### EXERCISE AIM
Locate each row containing the word "scrollbar" and copy those rows in full. Case matters.

### DATASET ENTRIES
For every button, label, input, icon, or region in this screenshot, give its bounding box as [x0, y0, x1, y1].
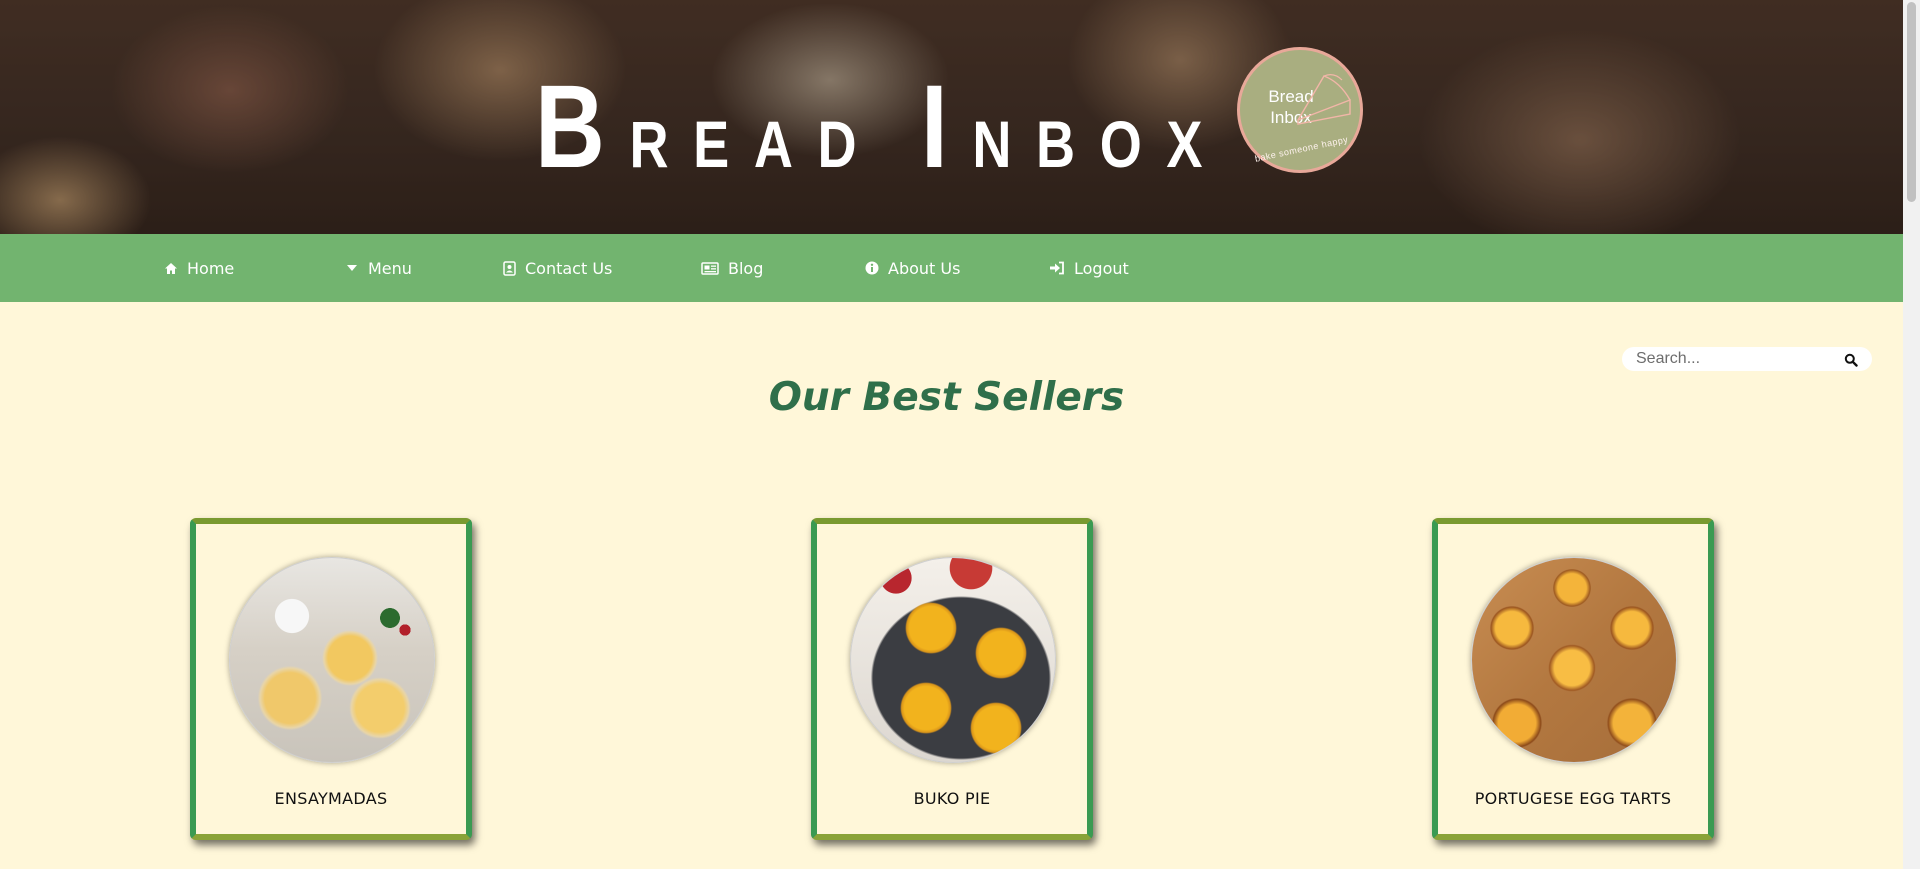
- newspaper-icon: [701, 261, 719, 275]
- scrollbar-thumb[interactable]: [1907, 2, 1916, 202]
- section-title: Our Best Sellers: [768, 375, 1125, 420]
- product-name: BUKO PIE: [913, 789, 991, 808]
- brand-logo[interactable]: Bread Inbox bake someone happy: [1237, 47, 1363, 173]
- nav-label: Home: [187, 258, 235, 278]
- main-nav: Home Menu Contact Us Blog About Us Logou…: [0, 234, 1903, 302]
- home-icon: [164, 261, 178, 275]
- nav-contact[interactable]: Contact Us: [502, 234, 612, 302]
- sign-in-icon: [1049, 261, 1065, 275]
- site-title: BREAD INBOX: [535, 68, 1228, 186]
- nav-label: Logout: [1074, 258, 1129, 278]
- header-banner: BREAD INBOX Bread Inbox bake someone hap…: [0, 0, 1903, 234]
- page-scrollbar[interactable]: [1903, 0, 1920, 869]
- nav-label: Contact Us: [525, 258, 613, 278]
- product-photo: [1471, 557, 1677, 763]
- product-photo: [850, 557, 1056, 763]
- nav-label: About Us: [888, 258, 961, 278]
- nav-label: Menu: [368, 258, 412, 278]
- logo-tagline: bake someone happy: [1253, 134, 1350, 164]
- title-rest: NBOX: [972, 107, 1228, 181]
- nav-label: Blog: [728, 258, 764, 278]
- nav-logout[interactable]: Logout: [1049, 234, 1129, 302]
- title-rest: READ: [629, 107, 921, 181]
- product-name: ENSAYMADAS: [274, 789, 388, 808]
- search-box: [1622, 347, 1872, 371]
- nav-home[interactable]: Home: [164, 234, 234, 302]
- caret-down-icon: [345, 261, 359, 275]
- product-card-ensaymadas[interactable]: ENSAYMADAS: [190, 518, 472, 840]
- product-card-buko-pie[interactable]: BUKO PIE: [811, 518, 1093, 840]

### WRITTEN ANSWER
- scrollbar-thumb[interactable]: [1907, 2, 1916, 202]
- page-scrollbar[interactable]: [1903, 0, 1920, 869]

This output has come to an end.